**Records**:
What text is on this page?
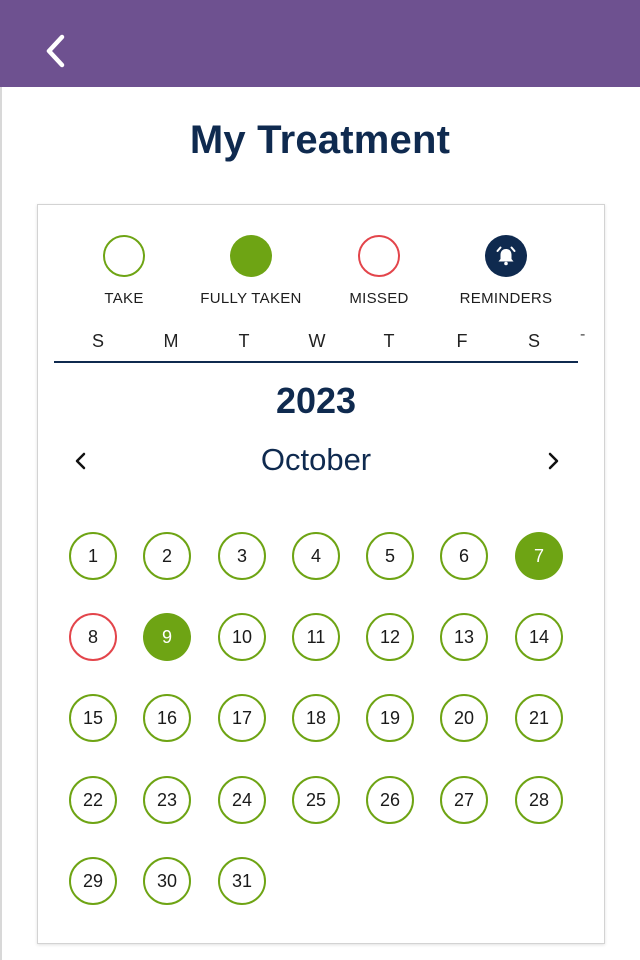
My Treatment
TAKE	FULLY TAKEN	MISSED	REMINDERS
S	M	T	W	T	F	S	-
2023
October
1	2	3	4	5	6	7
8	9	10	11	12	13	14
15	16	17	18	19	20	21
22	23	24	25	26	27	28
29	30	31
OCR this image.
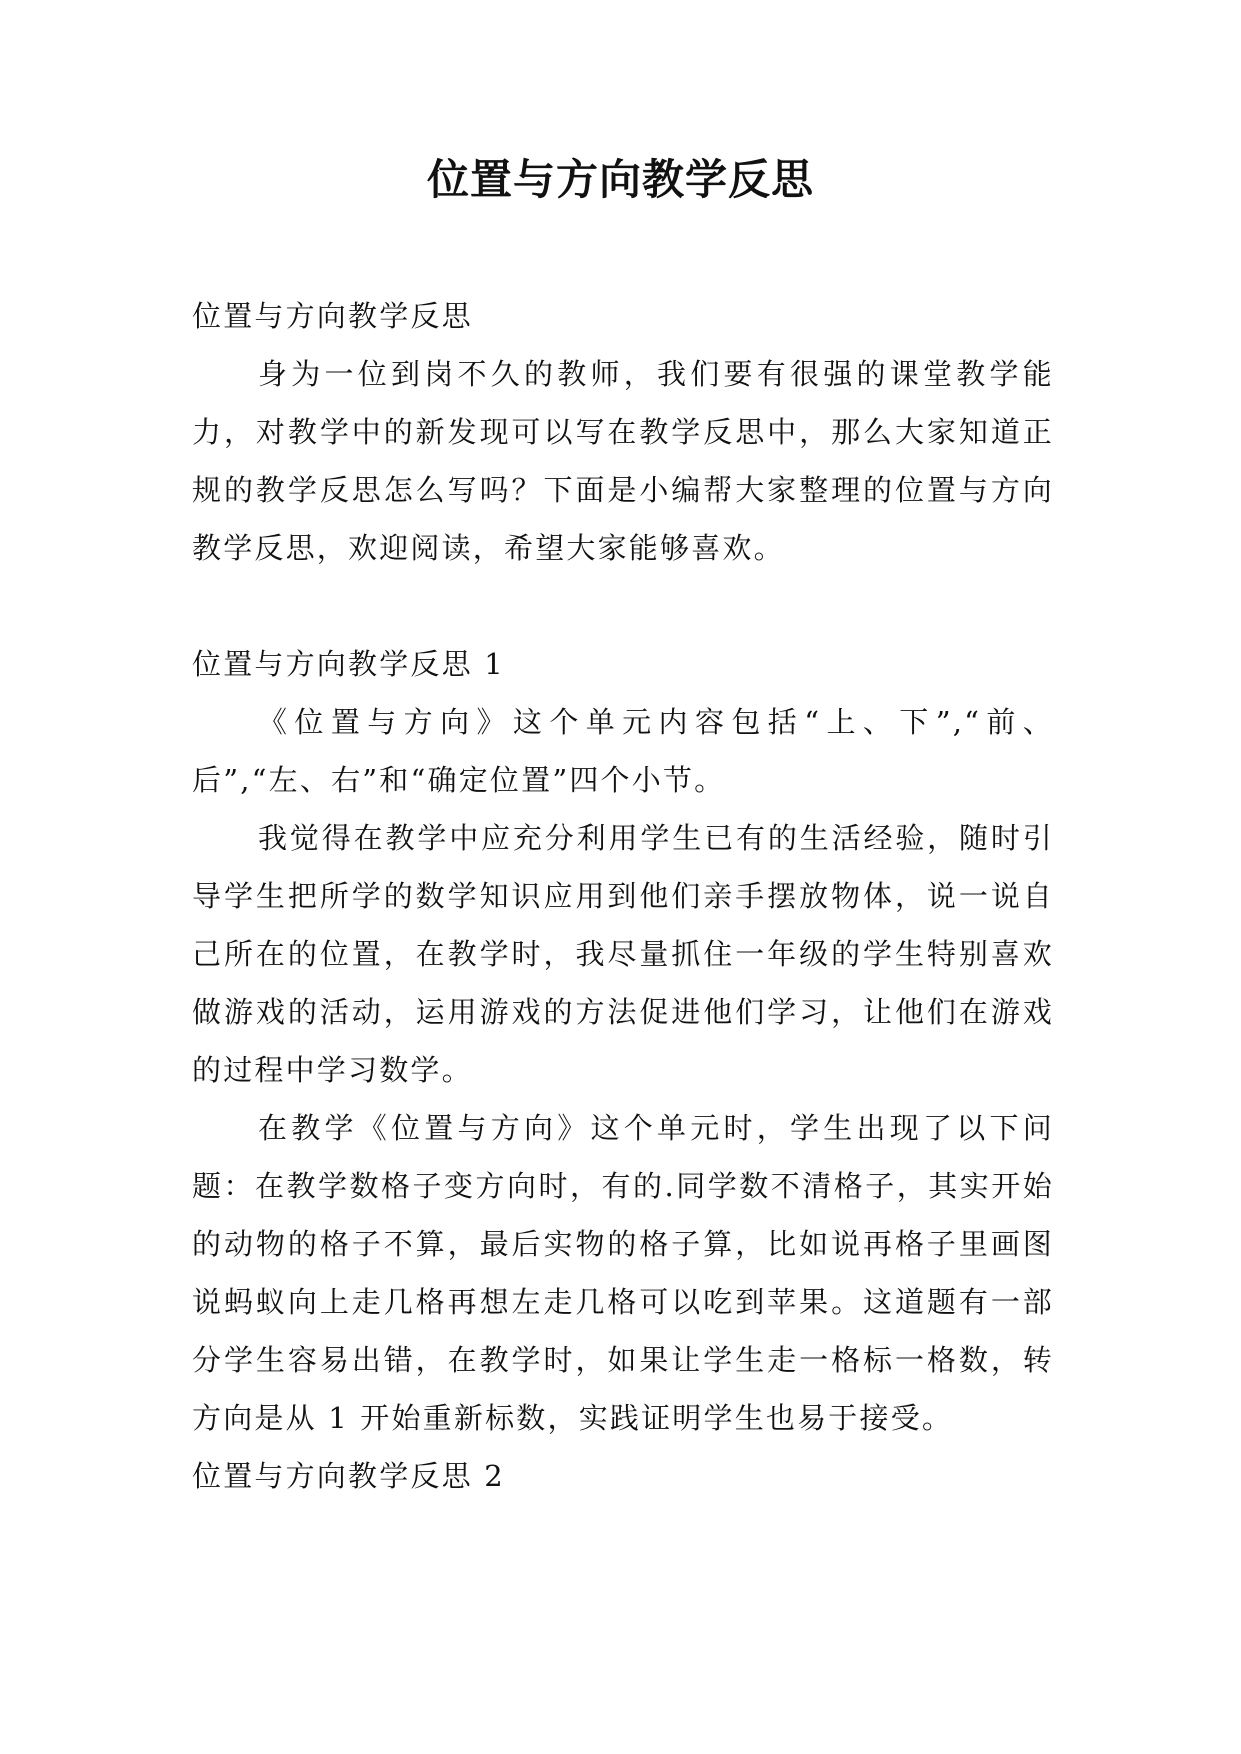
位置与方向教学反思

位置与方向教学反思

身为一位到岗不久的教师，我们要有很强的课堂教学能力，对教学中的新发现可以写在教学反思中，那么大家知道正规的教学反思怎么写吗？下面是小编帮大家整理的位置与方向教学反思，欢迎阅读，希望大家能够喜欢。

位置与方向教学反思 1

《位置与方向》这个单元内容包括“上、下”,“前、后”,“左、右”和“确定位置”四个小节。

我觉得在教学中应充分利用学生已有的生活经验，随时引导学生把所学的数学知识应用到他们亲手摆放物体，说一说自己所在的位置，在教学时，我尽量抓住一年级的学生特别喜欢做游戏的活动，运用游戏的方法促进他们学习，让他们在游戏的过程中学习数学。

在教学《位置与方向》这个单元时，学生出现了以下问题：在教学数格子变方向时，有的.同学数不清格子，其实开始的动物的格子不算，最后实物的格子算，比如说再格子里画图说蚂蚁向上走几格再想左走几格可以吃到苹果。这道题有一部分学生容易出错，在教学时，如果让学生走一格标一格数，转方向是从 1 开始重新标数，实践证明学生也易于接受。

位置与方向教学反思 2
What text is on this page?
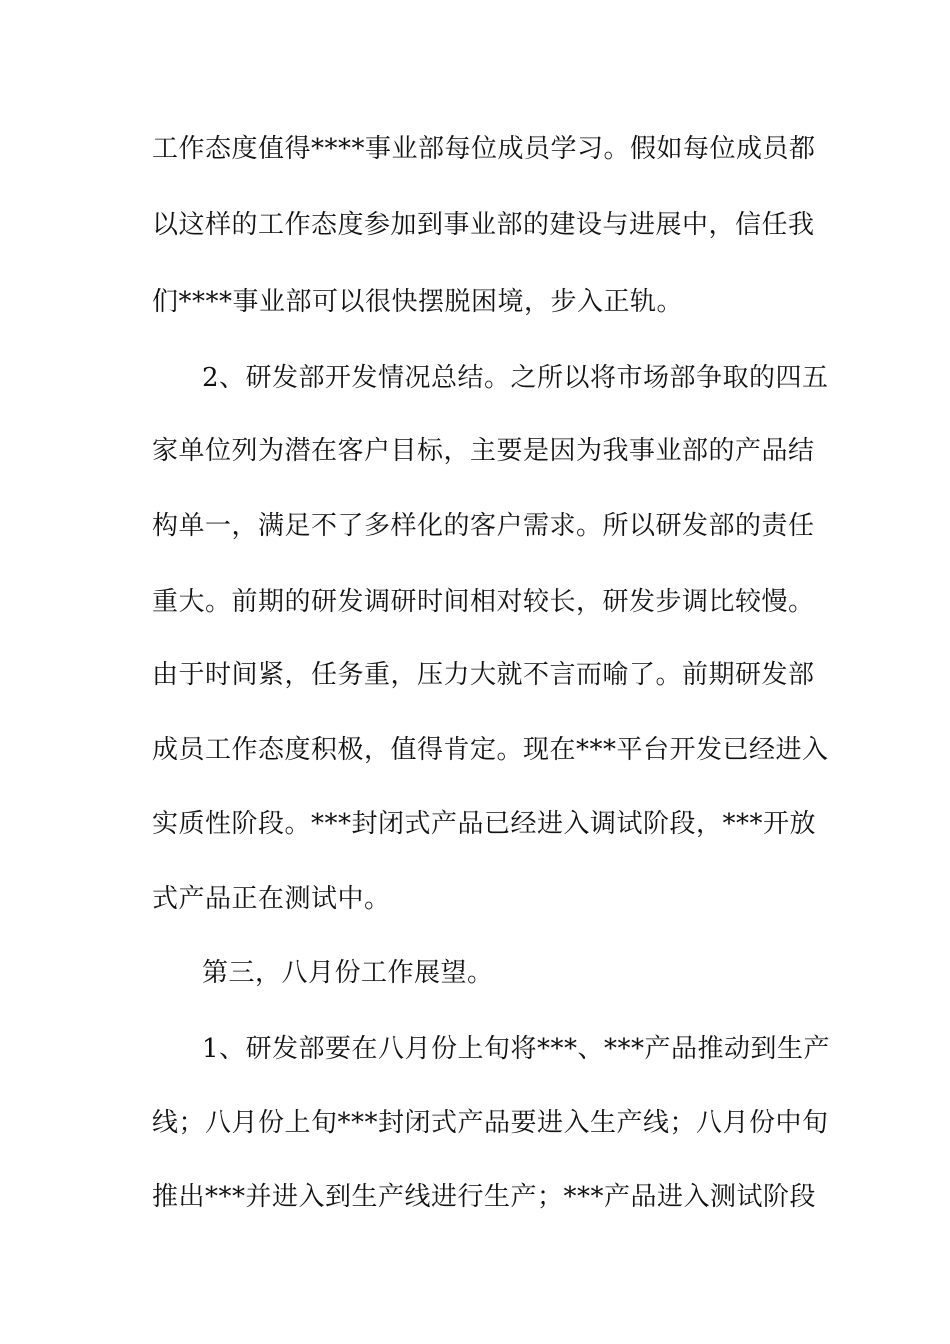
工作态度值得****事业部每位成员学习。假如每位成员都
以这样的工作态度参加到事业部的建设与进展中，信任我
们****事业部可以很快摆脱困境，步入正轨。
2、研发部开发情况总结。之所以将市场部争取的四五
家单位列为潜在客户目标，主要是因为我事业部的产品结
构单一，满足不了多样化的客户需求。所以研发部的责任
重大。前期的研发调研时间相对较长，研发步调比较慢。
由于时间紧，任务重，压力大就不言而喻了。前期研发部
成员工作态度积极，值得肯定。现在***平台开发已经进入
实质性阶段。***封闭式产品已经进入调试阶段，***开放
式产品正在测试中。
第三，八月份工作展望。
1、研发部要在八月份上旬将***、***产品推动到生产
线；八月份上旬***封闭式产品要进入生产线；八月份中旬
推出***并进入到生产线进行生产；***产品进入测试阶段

**STATED EXERCISE**:
Check each line of the records above for the word "在教学时", then give the number of lines that have it, with no other words.

**WORKED ANSWER**:
2